** SHORT TASK **
Leave out the pictures and reproduce all of the data exactly.

** RECORDS FOR THIS EXERCISE **
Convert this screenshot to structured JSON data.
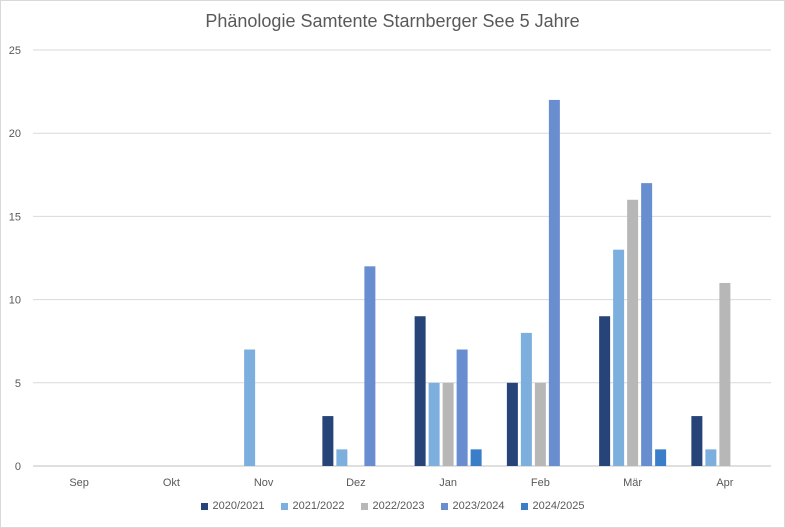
{
  "chart_data": {
    "type": "bar",
    "title": "Phänologie Samtente Starnberger See  5 Jahre",
    "xlabel": "",
    "ylabel": "",
    "categories": [
      "Sep",
      "Okt",
      "Nov",
      "Dez",
      "Jan",
      "Feb",
      "Mär",
      "Apr"
    ],
    "ylim": [
      0,
      25
    ],
    "yticks": [
      "0",
      "5",
      "10",
      "15",
      "20",
      "25"
    ],
    "grid": true,
    "legend_position": "bottom",
    "series": [
      {
        "name": "2020/2021",
        "color": "#264478",
        "values": [
          0,
          0,
          0,
          3,
          9,
          5,
          9,
          3
        ]
      },
      {
        "name": "2021/2022",
        "color": "#7cafdd",
        "values": [
          0,
          0,
          7,
          1,
          5,
          8,
          13,
          1
        ]
      },
      {
        "name": "2022/2023",
        "color": "#b7b7b7",
        "values": [
          0,
          0,
          0,
          0,
          5,
          5,
          16,
          11
        ]
      },
      {
        "name": "2023/2024",
        "color": "#698ed0",
        "values": [
          0,
          0,
          0,
          12,
          7,
          22,
          17,
          0
        ]
      },
      {
        "name": "2024/2025",
        "color": "#3a7dc9",
        "values": [
          0,
          0,
          0,
          0,
          1,
          0,
          1,
          0
        ]
      }
    ]
  }
}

** CORRECT OUTPUT **
Convert this screenshot to structured JSON data.
{
  "chart_data": {
    "type": "bar",
    "title": "Phänologie Samtente Starnberger See  5 Jahre",
    "xlabel": "",
    "ylabel": "",
    "categories": [
      "Sep",
      "Okt",
      "Nov",
      "Dez",
      "Jan",
      "Feb",
      "Mär",
      "Apr"
    ],
    "ylim": [
      0,
      25
    ],
    "yticks": [
      "0",
      "5",
      "10",
      "15",
      "20",
      "25"
    ],
    "grid": true,
    "legend_position": "bottom",
    "series": [
      {
        "name": "2020/2021",
        "color": "#264478",
        "values": [
          0,
          0,
          0,
          3,
          9,
          5,
          9,
          3
        ]
      },
      {
        "name": "2021/2022",
        "color": "#7cafdd",
        "values": [
          0,
          0,
          7,
          1,
          5,
          8,
          13,
          1
        ]
      },
      {
        "name": "2022/2023",
        "color": "#b7b7b7",
        "values": [
          0,
          0,
          0,
          0,
          5,
          5,
          16,
          11
        ]
      },
      {
        "name": "2023/2024",
        "color": "#698ed0",
        "values": [
          0,
          0,
          0,
          12,
          7,
          22,
          17,
          0
        ]
      },
      {
        "name": "2024/2025",
        "color": "#3a7dc9",
        "values": [
          0,
          0,
          0,
          0,
          1,
          0,
          1,
          0
        ]
      }
    ]
  }
}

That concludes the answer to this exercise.